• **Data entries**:
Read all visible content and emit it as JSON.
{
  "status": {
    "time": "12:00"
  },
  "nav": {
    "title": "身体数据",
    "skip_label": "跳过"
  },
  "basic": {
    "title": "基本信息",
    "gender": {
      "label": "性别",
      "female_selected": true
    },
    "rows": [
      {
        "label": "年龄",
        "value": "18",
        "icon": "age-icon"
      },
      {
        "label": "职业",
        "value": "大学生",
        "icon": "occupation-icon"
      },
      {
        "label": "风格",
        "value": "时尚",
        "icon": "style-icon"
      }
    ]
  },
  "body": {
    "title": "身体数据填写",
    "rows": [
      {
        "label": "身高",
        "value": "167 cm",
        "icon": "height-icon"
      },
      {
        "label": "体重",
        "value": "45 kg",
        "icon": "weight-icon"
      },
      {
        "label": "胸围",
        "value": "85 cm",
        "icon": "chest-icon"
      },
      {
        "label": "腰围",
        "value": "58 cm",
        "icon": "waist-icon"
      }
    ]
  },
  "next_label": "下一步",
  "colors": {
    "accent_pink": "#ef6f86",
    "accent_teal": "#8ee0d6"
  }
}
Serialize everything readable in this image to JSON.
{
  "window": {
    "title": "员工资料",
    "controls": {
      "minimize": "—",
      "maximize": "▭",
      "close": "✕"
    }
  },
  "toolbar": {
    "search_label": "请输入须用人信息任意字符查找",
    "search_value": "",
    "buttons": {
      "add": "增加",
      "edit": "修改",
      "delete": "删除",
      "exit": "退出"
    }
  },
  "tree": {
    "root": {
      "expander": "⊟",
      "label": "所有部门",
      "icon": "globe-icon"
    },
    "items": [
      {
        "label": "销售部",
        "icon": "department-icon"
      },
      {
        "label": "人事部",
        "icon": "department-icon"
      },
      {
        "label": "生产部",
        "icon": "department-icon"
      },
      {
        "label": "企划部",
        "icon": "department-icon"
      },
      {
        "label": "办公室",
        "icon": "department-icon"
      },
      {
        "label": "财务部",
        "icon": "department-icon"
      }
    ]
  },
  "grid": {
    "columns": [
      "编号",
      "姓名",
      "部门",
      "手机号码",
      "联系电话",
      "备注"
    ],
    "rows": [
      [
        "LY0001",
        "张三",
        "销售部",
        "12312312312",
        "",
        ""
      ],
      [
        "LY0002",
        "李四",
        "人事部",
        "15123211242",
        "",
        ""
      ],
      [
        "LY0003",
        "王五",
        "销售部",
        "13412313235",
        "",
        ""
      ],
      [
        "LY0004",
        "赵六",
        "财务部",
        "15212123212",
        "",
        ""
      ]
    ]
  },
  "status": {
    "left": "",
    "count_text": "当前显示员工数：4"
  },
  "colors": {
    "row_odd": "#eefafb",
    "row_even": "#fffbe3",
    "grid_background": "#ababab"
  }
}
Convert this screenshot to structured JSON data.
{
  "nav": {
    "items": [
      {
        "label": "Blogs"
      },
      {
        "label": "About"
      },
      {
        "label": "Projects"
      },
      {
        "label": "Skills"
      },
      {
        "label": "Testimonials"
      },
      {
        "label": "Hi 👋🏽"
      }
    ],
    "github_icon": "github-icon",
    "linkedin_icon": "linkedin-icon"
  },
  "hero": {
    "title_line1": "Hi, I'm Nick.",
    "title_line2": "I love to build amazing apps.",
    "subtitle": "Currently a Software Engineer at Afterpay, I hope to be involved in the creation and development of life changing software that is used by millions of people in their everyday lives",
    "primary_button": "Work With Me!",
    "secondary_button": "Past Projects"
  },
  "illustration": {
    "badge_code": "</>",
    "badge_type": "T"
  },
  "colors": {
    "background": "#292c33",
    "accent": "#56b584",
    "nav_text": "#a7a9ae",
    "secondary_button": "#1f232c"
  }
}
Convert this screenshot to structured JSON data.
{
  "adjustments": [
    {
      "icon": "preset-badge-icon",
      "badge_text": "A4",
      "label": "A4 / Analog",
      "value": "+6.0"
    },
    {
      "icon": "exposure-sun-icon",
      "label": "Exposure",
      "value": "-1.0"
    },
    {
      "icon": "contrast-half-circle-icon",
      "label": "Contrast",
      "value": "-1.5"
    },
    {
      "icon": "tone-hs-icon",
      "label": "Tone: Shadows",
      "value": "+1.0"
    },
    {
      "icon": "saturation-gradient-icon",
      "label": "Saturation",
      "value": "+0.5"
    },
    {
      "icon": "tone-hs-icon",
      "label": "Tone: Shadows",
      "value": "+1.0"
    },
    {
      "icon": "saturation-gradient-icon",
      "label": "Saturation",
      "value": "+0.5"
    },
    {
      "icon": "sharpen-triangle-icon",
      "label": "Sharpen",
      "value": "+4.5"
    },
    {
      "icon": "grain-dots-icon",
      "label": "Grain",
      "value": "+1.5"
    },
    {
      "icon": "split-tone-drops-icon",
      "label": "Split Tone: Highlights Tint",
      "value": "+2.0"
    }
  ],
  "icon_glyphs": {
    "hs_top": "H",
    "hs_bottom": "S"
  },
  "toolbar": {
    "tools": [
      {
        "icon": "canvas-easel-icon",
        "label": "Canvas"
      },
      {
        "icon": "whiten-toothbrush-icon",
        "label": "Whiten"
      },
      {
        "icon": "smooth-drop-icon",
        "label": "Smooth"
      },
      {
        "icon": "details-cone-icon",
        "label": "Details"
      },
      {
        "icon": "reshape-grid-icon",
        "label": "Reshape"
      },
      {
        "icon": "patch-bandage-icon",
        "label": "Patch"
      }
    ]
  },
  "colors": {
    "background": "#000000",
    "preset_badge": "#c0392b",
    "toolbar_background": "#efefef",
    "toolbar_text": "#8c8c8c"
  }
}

• **Task description**: Every entry must be quoted exactly as it appears above.

• **The solution**:
Read all visible content and emit it as JSON.
{
  "status": {
    "time": "12:00"
  },
  "nav": {
    "title": "身体数据",
    "skip_label": "跳过"
  },
  "basic": {
    "title": "基本信息",
    "gender": {
      "label": "性别",
      "female_selected": true
    },
    "rows": [
      {
        "label": "年龄",
        "value": "18",
        "icon": "age-icon"
      },
      {
        "label": "职业",
        "value": "大学生",
        "icon": "occupation-icon"
      },
      {
        "label": "风格",
        "value": "时尚",
        "icon": "style-icon"
      }
    ]
  },
  "body": {
    "title": "身体数据填写",
    "rows": [
      {
        "label": "身高",
        "value": "167 cm",
        "icon": "height-icon"
      },
      {
        "label": "体重",
        "value": "45 kg",
        "icon": "weight-icon"
      },
      {
        "label": "胸围",
        "value": "85 cm",
        "icon": "chest-icon"
      },
      {
        "label": "腰围",
        "value": "58 cm",
        "icon": "waist-icon"
      }
    ]
  },
  "next_label": "下一步",
  "colors": {
    "accent_pink": "#ef6f86",
    "accent_teal": "#8ee0d6"
  }
}
Serialize everything readable in this image to JSON.
{
  "window": {
    "title": "员工资料",
    "controls": {
      "minimize": "—",
      "maximize": "▭",
      "close": "✕"
    }
  },
  "toolbar": {
    "search_label": "请输入须用人信息任意字符查找",
    "search_value": "",
    "buttons": {
      "add": "增加",
      "edit": "修改",
      "delete": "删除",
      "exit": "退出"
    }
  },
  "tree": {
    "root": {
      "expander": "⊟",
      "label": "所有部门",
      "icon": "globe-icon"
    },
    "items": [
      {
        "label": "销售部",
        "icon": "department-icon"
      },
      {
        "label": "人事部",
        "icon": "department-icon"
      },
      {
        "label": "生产部",
        "icon": "department-icon"
      },
      {
        "label": "企划部",
        "icon": "department-icon"
      },
      {
        "label": "办公室",
        "icon": "department-icon"
      },
      {
        "label": "财务部",
        "icon": "department-icon"
      }
    ]
  },
  "grid": {
    "columns": [
      "编号",
      "姓名",
      "部门",
      "手机号码",
      "联系电话",
      "备注"
    ],
    "rows": [
      [
        "LY0001",
        "张三",
        "销售部",
        "12312312312",
        "",
        ""
      ],
      [
        "LY0002",
        "李四",
        "人事部",
        "15123211242",
        "",
        ""
      ],
      [
        "LY0003",
        "王五",
        "销售部",
        "13412313235",
        "",
        ""
      ],
      [
        "LY0004",
        "赵六",
        "财务部",
        "15212123212",
        "",
        ""
      ]
    ]
  },
  "status": {
    "left": "",
    "count_text": "当前显示员工数：4"
  },
  "colors": {
    "row_odd": "#eefafb",
    "row_even": "#fffbe3",
    "grid_background": "#ababab"
  }
}
Convert this screenshot to structured JSON data.
{
  "nav": {
    "items": [
      {
        "label": "Blogs"
      },
      {
        "label": "About"
      },
      {
        "label": "Projects"
      },
      {
        "label": "Skills"
      },
      {
        "label": "Testimonials"
      },
      {
        "label": "Hi 👋🏽"
      }
    ],
    "github_icon": "github-icon",
    "linkedin_icon": "linkedin-icon"
  },
  "hero": {
    "title_line1": "Hi, I'm Nick.",
    "title_line2": "I love to build amazing apps.",
    "subtitle": "Currently a Software Engineer at Afterpay, I hope to be involved in the creation and development of life changing software that is used by millions of people in their everyday lives",
    "primary_button": "Work With Me!",
    "secondary_button": "Past Projects"
  },
  "illustration": {
    "badge_code": "</>",
    "badge_type": "T"
  },
  "colors": {
    "background": "#292c33",
    "accent": "#56b584",
    "nav_text": "#a7a9ae",
    "secondary_button": "#1f232c"
  }
}
Convert this screenshot to structured JSON data.
{
  "adjustments": [
    {
      "icon": "preset-badge-icon",
      "badge_text": "A4",
      "label": "A4 / Analog",
      "value": "+6.0"
    },
    {
      "icon": "exposure-sun-icon",
      "label": "Exposure",
      "value": "-1.0"
    },
    {
      "icon": "contrast-half-circle-icon",
      "label": "Contrast",
      "value": "-1.5"
    },
    {
      "icon": "tone-hs-icon",
      "label": "Tone: Shadows",
      "value": "+1.0"
    },
    {
      "icon": "saturation-gradient-icon",
      "label": "Saturation",
      "value": "+0.5"
    },
    {
      "icon": "tone-hs-icon",
      "label": "Tone: Shadows",
      "value": "+1.0"
    },
    {
      "icon": "saturation-gradient-icon",
      "label": "Saturation",
      "value": "+0.5"
    },
    {
      "icon": "sharpen-triangle-icon",
      "label": "Sharpen",
      "value": "+4.5"
    },
    {
      "icon": "grain-dots-icon",
      "label": "Grain",
      "value": "+1.5"
    },
    {
      "icon": "split-tone-drops-icon",
      "label": "Split Tone: Highlights Tint",
      "value": "+2.0"
    }
  ],
  "icon_glyphs": {
    "hs_top": "H",
    "hs_bottom": "S"
  },
  "toolbar": {
    "tools": [
      {
        "icon": "canvas-easel-icon",
        "label": "Canvas"
      },
      {
        "icon": "whiten-toothbrush-icon",
        "label": "Whiten"
      },
      {
        "icon": "smooth-drop-icon",
        "label": "Smooth"
      },
      {
        "icon": "details-cone-icon",
        "label": "Details"
      },
      {
        "icon": "reshape-grid-icon",
        "label": "Reshape"
      },
      {
        "icon": "patch-bandage-icon",
        "label": "Patch"
      }
    ]
  },
  "colors": {
    "background": "#000000",
    "preset_badge": "#c0392b",
    "toolbar_background": "#efefef",
    "toolbar_text": "#8c8c8c"
  }
}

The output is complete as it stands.